- _WRITTEN REQUEST_
An exact copy of all the data is required, with pictures left out.

== SUPPLIED INFORMATION

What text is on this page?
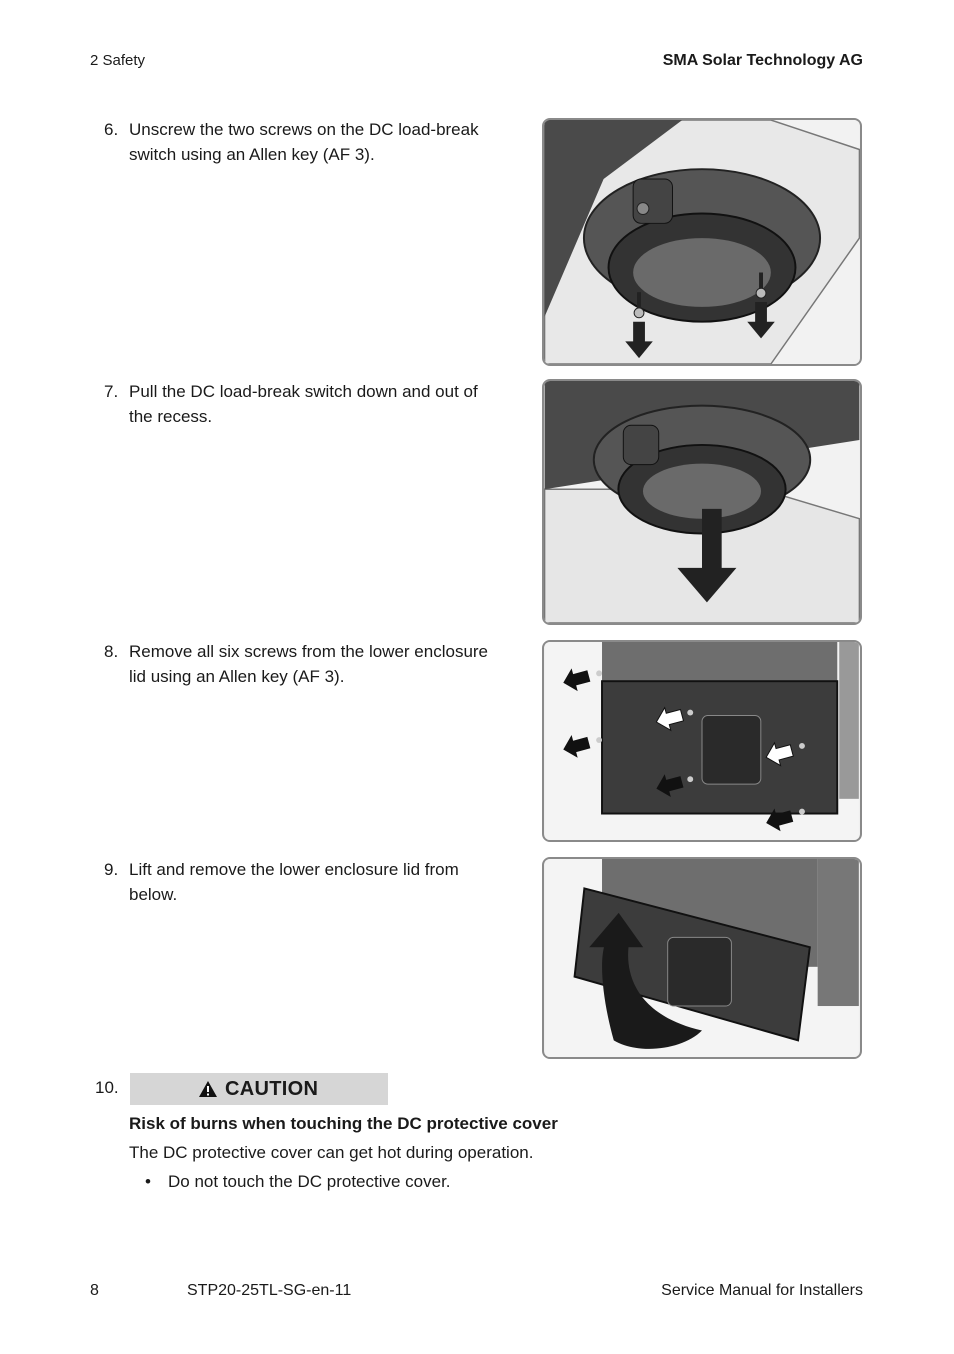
2 Safety	SMA Solar Technology AG
6. Unscrew the two screws on the DC load-break switch using an Allen key (AF 3).
7. Pull the DC load-break switch down and out of the recess.
8. Remove all six screws from the lower enclosure lid using an Allen key (AF 3).
9. Lift and remove the lower enclosure lid from below.
10.	CAUTION
Risk of burns when touching the DC protective cover
The DC protective cover can get hot during operation.
• Do not touch the DC protective cover.
8	STP20-25TL-SG-en-11	Service Manual for Installers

====

- _THE OUTPUT_
What text is on this page?
2 Safety	SMA Solar Technology AG
6. Unscrew the two screws on the DC load-break switch using an Allen key (AF 3).
7. Pull the DC load-break switch down and out of the recess.
8. Remove all six screws from the lower enclosure lid using an Allen key (AF 3).
9. Lift and remove the lower enclosure lid from below.
10.	CAUTION
Risk of burns when touching the DC protective cover
The DC protective cover can get hot during operation.
• Do not touch the DC protective cover.
8	STP20-25TL-SG-en-11	Service Manual for Installers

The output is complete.